> Short problem
Retype each record below word for word. Leave the pictures out.

> Provided entries
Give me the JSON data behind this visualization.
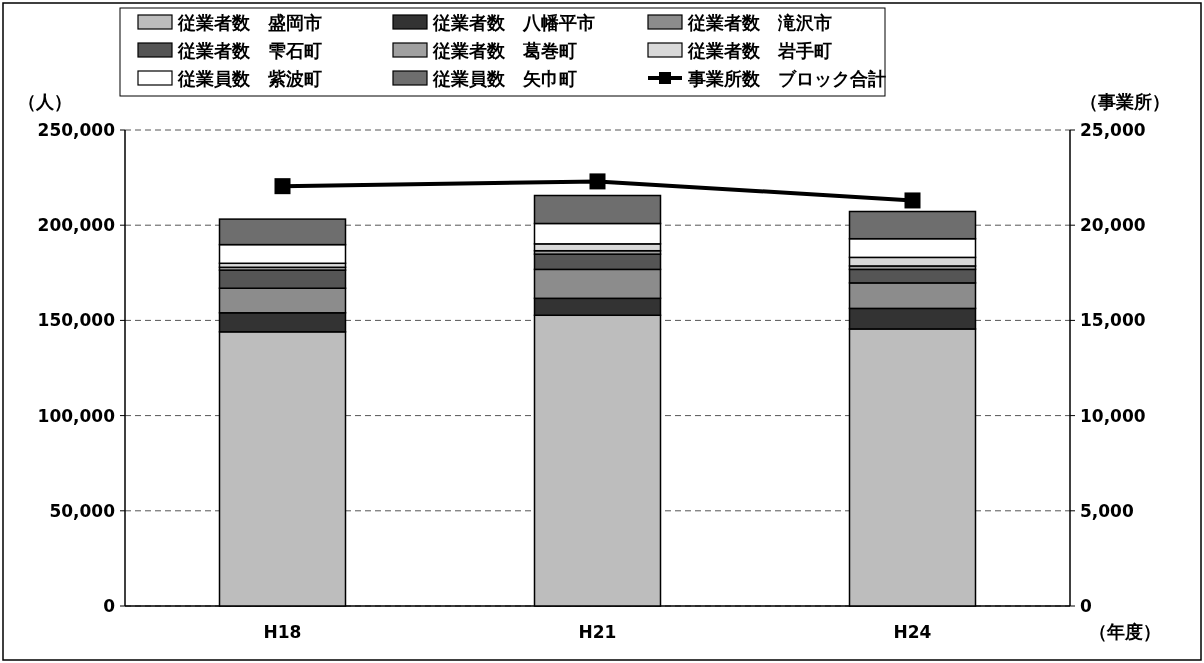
{
  "chart_data": {
    "type": "bar",
    "stacked": true,
    "categories": [
      "H18",
      "H21",
      "H24"
    ],
    "ylabel": "（人）",
    "y2label": "（事業所）",
    "xlabel": "（年度）",
    "ylim": [
      0,
      250000
    ],
    "yticks": [
      {
        "value": 0,
        "label": "0"
      },
      {
        "value": 50000,
        "label": "50,000"
      },
      {
        "value": 100000,
        "label": "100,000"
      },
      {
        "value": 150000,
        "label": "150,000"
      },
      {
        "value": 200000,
        "label": "200,000"
      },
      {
        "value": 250000,
        "label": "250,000"
      }
    ],
    "y2lim": [
      0,
      25000
    ],
    "y2ticks": [
      {
        "value": 0,
        "label": "0"
      },
      {
        "value": 5000,
        "label": "5,000"
      },
      {
        "value": 10000,
        "label": "10,000"
      },
      {
        "value": 15000,
        "label": "15,000"
      },
      {
        "value": 20000,
        "label": "20,000"
      },
      {
        "value": 25000,
        "label": "25,000"
      }
    ],
    "grid": "y",
    "legend": "top",
    "series": [
      {
        "name": "従業者数　盛岡市",
        "color": "#bdbdbd",
        "values": [
          144000,
          152700,
          145500
        ]
      },
      {
        "name": "従業者数　八幡平市",
        "color": "#333333",
        "values": [
          10000,
          8900,
          10800
        ]
      },
      {
        "name": "従業者数　滝沢市",
        "color": "#8c8c8c",
        "values": [
          12900,
          15200,
          13400
        ]
      },
      {
        "name": "従業者数　雫石町",
        "color": "#555555",
        "values": [
          9500,
          8000,
          7100
        ]
      },
      {
        "name": "従業者数　葛巻町",
        "color": "#a0a0a0",
        "values": [
          1500,
          1800,
          1800
        ]
      },
      {
        "name": "従業者数　岩手町",
        "color": "#d9d9d9",
        "values": [
          2100,
          3600,
          4500
        ]
      },
      {
        "name": "従業員数　紫波町",
        "color": "#ffffff",
        "values": [
          9800,
          10700,
          9800
        ]
      },
      {
        "name": "従業員数　矢巾町",
        "color": "#6e6e6e",
        "values": [
          13400,
          14700,
          14300
        ]
      },
      {
        "name": "事業所数　ブロック合計",
        "type": "line",
        "axis": "y2",
        "color": "#000000",
        "marker": "square",
        "line_style": "solid",
        "values": [
          22050,
          22300,
          21300
        ]
      }
    ]
  }
}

> Solution
Give me the JSON data behind this visualization.
{
  "chart_data": {
    "type": "bar",
    "stacked": true,
    "categories": [
      "H18",
      "H21",
      "H24"
    ],
    "ylabel": "（人）",
    "y2label": "（事業所）",
    "xlabel": "（年度）",
    "ylim": [
      0,
      250000
    ],
    "yticks": [
      {
        "value": 0,
        "label": "0"
      },
      {
        "value": 50000,
        "label": "50,000"
      },
      {
        "value": 100000,
        "label": "100,000"
      },
      {
        "value": 150000,
        "label": "150,000"
      },
      {
        "value": 200000,
        "label": "200,000"
      },
      {
        "value": 250000,
        "label": "250,000"
      }
    ],
    "y2lim": [
      0,
      25000
    ],
    "y2ticks": [
      {
        "value": 0,
        "label": "0"
      },
      {
        "value": 5000,
        "label": "5,000"
      },
      {
        "value": 10000,
        "label": "10,000"
      },
      {
        "value": 15000,
        "label": "15,000"
      },
      {
        "value": 20000,
        "label": "20,000"
      },
      {
        "value": 25000,
        "label": "25,000"
      }
    ],
    "grid": "y",
    "legend": "top",
    "series": [
      {
        "name": "従業者数　盛岡市",
        "color": "#bdbdbd",
        "values": [
          144000,
          152700,
          145500
        ]
      },
      {
        "name": "従業者数　八幡平市",
        "color": "#333333",
        "values": [
          10000,
          8900,
          10800
        ]
      },
      {
        "name": "従業者数　滝沢市",
        "color": "#8c8c8c",
        "values": [
          12900,
          15200,
          13400
        ]
      },
      {
        "name": "従業者数　雫石町",
        "color": "#555555",
        "values": [
          9500,
          8000,
          7100
        ]
      },
      {
        "name": "従業者数　葛巻町",
        "color": "#a0a0a0",
        "values": [
          1500,
          1800,
          1800
        ]
      },
      {
        "name": "従業者数　岩手町",
        "color": "#d9d9d9",
        "values": [
          2100,
          3600,
          4500
        ]
      },
      {
        "name": "従業員数　紫波町",
        "color": "#ffffff",
        "values": [
          9800,
          10700,
          9800
        ]
      },
      {
        "name": "従業員数　矢巾町",
        "color": "#6e6e6e",
        "values": [
          13400,
          14700,
          14300
        ]
      },
      {
        "name": "事業所数　ブロック合計",
        "type": "line",
        "axis": "y2",
        "color": "#000000",
        "marker": "square",
        "line_style": "solid",
        "values": [
          22050,
          22300,
          21300
        ]
      }
    ]
  }
}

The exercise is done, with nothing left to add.